%%

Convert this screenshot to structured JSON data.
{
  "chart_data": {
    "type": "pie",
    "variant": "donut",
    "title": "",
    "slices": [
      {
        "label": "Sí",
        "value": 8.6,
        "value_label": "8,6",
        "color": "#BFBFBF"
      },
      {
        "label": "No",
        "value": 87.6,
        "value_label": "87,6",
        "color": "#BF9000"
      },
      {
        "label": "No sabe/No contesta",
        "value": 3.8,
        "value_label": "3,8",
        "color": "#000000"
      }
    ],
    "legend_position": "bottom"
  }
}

%%

→ PROBLEM
The records above should be repeated in full, exactly as given.

→ CORRECT OUTPUT
Convert this screenshot to structured JSON data.
{
  "chart_data": {
    "type": "pie",
    "variant": "donut",
    "title": "",
    "slices": [
      {
        "label": "Sí",
        "value": 8.6,
        "value_label": "8,6",
        "color": "#BFBFBF"
      },
      {
        "label": "No",
        "value": 87.6,
        "value_label": "87,6",
        "color": "#BF9000"
      },
      {
        "label": "No sabe/No contesta",
        "value": 3.8,
        "value_label": "3,8",
        "color": "#000000"
      }
    ],
    "legend_position": "bottom"
  }
}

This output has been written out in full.